* **Provided records**
◇ ◇ ◇

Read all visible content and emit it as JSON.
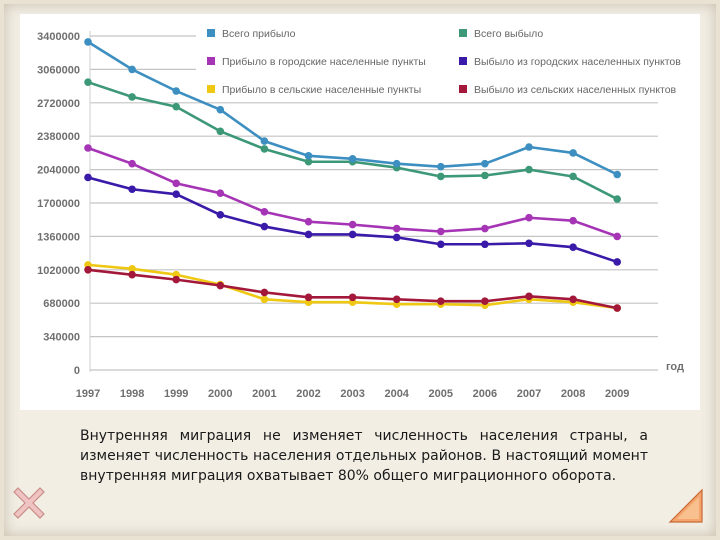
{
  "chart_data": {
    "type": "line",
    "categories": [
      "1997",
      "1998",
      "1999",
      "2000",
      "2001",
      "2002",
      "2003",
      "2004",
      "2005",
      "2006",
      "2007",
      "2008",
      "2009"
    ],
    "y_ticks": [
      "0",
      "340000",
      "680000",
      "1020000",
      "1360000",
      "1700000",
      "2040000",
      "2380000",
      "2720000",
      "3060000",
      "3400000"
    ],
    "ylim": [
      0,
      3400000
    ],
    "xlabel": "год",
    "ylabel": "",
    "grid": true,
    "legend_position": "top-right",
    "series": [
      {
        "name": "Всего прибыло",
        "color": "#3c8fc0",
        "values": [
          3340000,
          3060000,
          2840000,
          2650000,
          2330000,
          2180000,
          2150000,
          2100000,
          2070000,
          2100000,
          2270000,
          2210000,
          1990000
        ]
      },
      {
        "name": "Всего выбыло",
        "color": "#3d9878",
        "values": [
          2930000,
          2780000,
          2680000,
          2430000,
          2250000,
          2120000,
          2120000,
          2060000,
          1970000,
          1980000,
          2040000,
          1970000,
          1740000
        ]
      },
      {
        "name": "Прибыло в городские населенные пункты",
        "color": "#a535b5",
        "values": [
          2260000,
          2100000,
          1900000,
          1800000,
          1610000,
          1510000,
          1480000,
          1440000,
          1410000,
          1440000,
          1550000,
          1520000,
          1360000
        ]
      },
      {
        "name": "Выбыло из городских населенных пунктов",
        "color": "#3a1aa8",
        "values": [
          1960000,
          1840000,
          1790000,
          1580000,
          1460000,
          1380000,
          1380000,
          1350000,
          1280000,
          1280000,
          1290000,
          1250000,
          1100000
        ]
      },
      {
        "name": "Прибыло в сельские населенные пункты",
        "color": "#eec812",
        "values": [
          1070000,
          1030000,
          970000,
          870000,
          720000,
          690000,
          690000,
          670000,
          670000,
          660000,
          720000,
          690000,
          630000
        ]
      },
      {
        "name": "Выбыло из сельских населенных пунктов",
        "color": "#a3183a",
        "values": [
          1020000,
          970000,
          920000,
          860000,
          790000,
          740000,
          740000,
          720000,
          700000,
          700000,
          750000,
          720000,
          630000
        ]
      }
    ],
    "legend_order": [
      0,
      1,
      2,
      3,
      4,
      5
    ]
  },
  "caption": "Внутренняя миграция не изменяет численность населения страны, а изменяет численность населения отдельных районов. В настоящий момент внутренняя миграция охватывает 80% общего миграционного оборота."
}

◇ ◇ ◇

* **Instructions to follow**
Skipping the pictures, transcribe each line above exactly as it appears.

* **Written answer**
Read all visible content and emit it as JSON.
{
  "chart_data": {
    "type": "line",
    "categories": [
      "1997",
      "1998",
      "1999",
      "2000",
      "2001",
      "2002",
      "2003",
      "2004",
      "2005",
      "2006",
      "2007",
      "2008",
      "2009"
    ],
    "y_ticks": [
      "0",
      "340000",
      "680000",
      "1020000",
      "1360000",
      "1700000",
      "2040000",
      "2380000",
      "2720000",
      "3060000",
      "3400000"
    ],
    "ylim": [
      0,
      3400000
    ],
    "xlabel": "год",
    "ylabel": "",
    "grid": true,
    "legend_position": "top-right",
    "series": [
      {
        "name": "Всего прибыло",
        "color": "#3c8fc0",
        "values": [
          3340000,
          3060000,
          2840000,
          2650000,
          2330000,
          2180000,
          2150000,
          2100000,
          2070000,
          2100000,
          2270000,
          2210000,
          1990000
        ]
      },
      {
        "name": "Всего выбыло",
        "color": "#3d9878",
        "values": [
          2930000,
          2780000,
          2680000,
          2430000,
          2250000,
          2120000,
          2120000,
          2060000,
          1970000,
          1980000,
          2040000,
          1970000,
          1740000
        ]
      },
      {
        "name": "Прибыло в городские населенные пункты",
        "color": "#a535b5",
        "values": [
          2260000,
          2100000,
          1900000,
          1800000,
          1610000,
          1510000,
          1480000,
          1440000,
          1410000,
          1440000,
          1550000,
          1520000,
          1360000
        ]
      },
      {
        "name": "Выбыло из городских населенных пунктов",
        "color": "#3a1aa8",
        "values": [
          1960000,
          1840000,
          1790000,
          1580000,
          1460000,
          1380000,
          1380000,
          1350000,
          1280000,
          1280000,
          1290000,
          1250000,
          1100000
        ]
      },
      {
        "name": "Прибыло в сельские населенные пункты",
        "color": "#eec812",
        "values": [
          1070000,
          1030000,
          970000,
          870000,
          720000,
          690000,
          690000,
          670000,
          670000,
          660000,
          720000,
          690000,
          630000
        ]
      },
      {
        "name": "Выбыло из сельских населенных пунктов",
        "color": "#a3183a",
        "values": [
          1020000,
          970000,
          920000,
          860000,
          790000,
          740000,
          740000,
          720000,
          700000,
          700000,
          750000,
          720000,
          630000
        ]
      }
    ],
    "legend_order": [
      0,
      1,
      2,
      3,
      4,
      5
    ]
  },
  "caption": "Внутренняя миграция не изменяет численность населения страны, а изменяет численность населения отдельных районов. В настоящий момент внутренняя миграция охватывает 80% общего миграционного оборота."
}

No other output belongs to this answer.